▶ Stated exercise
Scan the material for the word "that", and copy each line where it shows up.

▶ Data entries
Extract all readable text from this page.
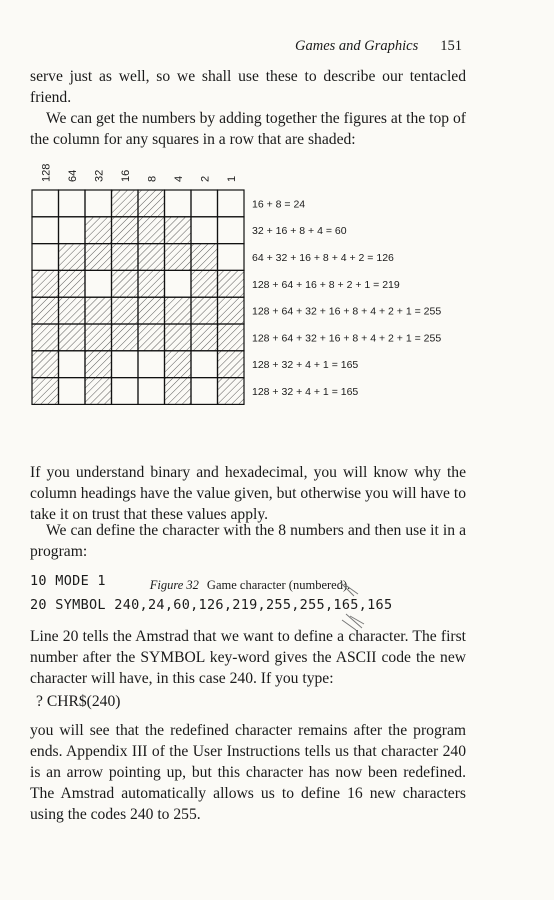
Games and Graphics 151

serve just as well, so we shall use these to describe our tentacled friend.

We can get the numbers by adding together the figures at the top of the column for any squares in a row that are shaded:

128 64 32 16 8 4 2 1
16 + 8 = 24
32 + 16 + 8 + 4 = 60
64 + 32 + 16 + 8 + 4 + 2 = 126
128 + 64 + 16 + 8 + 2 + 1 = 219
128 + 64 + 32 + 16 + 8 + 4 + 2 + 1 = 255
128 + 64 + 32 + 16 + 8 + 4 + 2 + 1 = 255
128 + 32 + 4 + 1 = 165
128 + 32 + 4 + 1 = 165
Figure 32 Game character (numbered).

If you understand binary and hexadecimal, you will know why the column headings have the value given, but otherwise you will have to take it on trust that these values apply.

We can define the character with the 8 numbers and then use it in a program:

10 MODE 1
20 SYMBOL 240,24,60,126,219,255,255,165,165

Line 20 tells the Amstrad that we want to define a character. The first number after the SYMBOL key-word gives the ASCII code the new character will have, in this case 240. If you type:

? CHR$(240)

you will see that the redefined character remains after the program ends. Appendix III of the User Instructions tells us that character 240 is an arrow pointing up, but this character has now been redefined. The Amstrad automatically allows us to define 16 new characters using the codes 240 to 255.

...

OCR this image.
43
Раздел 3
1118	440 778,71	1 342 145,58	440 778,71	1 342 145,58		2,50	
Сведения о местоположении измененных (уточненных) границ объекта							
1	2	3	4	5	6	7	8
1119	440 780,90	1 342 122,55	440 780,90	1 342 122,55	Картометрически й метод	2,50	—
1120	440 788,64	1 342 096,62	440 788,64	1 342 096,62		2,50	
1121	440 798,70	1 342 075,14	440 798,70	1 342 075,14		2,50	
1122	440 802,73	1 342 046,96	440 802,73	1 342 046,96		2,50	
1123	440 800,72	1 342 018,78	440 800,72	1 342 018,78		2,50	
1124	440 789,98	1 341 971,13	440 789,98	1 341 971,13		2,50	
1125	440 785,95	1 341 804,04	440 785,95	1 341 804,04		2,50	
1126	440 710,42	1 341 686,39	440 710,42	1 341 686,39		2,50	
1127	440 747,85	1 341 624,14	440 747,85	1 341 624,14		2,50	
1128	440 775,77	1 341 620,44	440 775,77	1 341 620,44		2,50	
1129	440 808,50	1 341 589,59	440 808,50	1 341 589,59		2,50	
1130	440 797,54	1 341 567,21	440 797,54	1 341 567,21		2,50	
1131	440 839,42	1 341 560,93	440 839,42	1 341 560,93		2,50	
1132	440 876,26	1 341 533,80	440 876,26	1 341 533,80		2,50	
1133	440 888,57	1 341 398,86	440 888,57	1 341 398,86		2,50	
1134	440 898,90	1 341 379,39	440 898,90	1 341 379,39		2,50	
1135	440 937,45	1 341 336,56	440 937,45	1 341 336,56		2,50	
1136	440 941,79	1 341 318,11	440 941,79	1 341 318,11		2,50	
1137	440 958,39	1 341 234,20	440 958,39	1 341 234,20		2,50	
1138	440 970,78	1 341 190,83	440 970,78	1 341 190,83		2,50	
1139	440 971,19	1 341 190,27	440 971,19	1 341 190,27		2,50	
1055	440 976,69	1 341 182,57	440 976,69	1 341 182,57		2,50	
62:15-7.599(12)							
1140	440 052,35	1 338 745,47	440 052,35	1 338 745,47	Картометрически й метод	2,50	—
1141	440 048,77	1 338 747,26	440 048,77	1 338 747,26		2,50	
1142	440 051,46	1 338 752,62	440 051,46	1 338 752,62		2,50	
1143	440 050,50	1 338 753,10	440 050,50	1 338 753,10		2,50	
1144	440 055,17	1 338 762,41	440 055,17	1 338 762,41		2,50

▶ Output of the task
We can get the numbers by adding together the figures at the top of the column for any squares in a row that are shaded:
If you understand binary and hexadecimal, you will know why the column headings have the value given, but otherwise you will have to take it on trust that these values apply.
Line 20 tells the Amstrad that we want to define a character. The first number after the SYMBOL key-word gives the ASCII code the new character will have, in this case 240. If you type:
you will see that the redefined character remains after the program ends. Appendix III of the User Instructions tells us that character 240 is an arrow pointing up, but this character has now been redefined. The Amstrad automatically allows us to define 16 new characters using the codes 240 to 255.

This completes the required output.